++++ Items

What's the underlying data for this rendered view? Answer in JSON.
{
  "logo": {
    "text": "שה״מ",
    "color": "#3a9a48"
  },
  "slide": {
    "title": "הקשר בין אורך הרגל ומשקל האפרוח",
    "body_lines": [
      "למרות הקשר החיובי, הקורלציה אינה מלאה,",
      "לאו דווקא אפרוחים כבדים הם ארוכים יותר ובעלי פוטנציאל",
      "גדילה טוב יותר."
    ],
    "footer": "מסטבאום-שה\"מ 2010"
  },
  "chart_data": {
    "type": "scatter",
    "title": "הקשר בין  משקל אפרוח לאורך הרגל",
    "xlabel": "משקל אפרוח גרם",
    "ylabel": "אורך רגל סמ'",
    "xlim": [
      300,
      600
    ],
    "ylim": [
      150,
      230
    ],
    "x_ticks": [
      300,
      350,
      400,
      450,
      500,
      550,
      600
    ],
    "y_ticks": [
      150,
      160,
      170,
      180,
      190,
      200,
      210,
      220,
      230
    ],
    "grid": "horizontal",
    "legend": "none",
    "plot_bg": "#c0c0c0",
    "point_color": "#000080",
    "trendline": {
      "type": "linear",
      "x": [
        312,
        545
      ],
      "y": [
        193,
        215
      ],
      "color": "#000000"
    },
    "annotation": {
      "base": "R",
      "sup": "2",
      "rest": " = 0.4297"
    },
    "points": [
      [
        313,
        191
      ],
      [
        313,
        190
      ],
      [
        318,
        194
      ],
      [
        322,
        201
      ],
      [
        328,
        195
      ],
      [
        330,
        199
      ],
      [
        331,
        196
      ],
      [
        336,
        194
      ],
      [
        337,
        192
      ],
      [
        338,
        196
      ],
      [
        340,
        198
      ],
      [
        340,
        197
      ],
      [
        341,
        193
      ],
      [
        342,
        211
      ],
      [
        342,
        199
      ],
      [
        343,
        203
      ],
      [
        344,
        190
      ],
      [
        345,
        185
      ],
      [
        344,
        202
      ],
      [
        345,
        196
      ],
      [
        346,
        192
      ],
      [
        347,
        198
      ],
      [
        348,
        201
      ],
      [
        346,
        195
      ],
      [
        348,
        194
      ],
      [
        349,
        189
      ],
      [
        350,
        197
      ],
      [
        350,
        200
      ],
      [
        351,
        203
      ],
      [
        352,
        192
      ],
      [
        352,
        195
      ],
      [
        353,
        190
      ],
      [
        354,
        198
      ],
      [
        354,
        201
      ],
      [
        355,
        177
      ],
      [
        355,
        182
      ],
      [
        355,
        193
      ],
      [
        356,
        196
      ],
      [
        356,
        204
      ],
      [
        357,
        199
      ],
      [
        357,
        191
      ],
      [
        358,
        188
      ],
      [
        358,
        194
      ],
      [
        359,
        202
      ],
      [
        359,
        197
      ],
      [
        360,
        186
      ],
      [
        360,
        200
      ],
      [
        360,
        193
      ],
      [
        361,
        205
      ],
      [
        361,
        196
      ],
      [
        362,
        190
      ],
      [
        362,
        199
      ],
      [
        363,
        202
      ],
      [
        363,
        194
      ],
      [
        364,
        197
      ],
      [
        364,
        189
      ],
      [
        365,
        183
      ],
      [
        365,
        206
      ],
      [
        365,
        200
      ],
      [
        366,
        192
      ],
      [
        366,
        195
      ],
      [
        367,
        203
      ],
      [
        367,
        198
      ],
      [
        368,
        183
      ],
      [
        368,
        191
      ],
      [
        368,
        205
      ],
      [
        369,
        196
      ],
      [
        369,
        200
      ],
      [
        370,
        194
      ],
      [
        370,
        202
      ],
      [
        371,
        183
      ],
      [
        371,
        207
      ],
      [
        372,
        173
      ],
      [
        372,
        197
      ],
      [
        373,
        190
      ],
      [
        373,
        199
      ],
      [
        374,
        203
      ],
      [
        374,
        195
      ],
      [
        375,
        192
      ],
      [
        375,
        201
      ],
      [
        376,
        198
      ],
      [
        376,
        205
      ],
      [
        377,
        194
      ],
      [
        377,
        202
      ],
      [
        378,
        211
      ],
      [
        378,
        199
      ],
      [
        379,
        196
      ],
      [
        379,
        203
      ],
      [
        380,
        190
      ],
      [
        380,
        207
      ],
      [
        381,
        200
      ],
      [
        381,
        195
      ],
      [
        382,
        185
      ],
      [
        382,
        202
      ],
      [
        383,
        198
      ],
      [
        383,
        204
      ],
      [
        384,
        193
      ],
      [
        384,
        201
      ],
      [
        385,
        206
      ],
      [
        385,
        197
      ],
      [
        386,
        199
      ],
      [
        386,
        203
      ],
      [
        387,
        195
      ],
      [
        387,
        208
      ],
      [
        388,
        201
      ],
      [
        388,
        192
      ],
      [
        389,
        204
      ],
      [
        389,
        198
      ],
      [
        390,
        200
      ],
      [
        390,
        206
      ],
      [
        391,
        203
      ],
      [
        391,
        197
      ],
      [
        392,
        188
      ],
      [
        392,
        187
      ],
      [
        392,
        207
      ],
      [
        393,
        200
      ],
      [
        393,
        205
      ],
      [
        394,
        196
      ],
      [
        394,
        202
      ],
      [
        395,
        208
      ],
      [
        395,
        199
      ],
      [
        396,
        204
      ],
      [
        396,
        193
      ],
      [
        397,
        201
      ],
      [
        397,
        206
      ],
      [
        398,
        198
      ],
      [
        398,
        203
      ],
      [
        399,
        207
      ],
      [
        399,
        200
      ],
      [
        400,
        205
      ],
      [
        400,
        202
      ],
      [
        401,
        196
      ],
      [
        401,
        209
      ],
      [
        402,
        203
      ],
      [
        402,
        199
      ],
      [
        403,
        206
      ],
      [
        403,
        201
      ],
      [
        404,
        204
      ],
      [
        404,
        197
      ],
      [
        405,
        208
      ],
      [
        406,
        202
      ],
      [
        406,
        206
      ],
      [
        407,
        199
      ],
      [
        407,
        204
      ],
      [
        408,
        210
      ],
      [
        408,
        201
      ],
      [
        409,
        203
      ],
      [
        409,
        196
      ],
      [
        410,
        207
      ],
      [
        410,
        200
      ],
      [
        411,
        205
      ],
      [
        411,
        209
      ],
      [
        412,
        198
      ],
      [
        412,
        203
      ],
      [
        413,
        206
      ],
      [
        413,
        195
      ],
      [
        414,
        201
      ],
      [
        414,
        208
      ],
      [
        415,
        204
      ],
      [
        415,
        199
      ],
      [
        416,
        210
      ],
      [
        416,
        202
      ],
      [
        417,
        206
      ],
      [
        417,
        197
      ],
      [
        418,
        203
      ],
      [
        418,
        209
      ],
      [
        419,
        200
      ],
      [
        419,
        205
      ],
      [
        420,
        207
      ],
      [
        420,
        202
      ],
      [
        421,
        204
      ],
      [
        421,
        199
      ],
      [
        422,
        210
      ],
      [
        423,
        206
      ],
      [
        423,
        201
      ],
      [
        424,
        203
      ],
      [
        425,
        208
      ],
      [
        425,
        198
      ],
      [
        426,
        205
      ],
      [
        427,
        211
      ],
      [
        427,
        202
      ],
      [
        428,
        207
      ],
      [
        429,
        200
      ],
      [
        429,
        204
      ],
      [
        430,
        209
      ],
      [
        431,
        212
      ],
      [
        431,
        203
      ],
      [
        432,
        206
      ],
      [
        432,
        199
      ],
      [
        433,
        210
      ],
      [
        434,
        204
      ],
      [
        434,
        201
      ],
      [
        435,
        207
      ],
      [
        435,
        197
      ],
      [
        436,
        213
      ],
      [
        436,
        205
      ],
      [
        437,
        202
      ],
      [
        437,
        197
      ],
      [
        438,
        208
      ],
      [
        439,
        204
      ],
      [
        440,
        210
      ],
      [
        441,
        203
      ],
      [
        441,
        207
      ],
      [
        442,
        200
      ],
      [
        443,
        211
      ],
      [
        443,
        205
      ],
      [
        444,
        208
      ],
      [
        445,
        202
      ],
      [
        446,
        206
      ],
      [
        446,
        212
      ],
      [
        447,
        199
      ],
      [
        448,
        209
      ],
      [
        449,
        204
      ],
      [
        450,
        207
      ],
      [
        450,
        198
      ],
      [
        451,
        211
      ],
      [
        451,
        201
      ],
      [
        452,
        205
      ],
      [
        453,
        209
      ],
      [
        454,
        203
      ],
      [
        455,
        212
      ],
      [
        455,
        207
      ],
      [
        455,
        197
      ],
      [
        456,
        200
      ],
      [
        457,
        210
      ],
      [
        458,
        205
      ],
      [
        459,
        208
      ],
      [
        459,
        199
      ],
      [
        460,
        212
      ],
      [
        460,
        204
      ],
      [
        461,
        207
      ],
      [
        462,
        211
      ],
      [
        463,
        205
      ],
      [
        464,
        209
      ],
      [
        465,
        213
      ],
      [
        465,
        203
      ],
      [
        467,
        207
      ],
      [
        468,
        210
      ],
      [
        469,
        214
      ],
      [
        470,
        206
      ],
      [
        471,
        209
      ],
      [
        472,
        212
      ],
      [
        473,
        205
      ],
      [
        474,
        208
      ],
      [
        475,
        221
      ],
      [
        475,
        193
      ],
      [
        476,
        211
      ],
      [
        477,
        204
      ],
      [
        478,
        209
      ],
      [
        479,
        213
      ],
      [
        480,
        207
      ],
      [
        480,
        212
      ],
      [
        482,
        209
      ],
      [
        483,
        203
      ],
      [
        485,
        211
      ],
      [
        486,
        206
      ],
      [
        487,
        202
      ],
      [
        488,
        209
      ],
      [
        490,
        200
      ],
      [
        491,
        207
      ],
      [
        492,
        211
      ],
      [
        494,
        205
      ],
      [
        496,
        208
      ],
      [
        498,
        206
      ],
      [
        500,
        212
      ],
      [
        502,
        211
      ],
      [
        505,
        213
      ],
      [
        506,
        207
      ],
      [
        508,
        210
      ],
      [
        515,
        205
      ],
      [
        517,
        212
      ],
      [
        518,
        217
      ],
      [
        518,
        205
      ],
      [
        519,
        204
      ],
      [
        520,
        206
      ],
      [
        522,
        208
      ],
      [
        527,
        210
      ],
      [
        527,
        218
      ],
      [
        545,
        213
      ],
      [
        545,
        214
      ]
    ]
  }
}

++++++++

Find and copy each line above that includes the string "title".

Expected output ::
    "title": "הקשר בין אורך הרגל ומשקל האפרוח",
    "title": "הקשר בין  משקל אפרוח לאורך הרגל",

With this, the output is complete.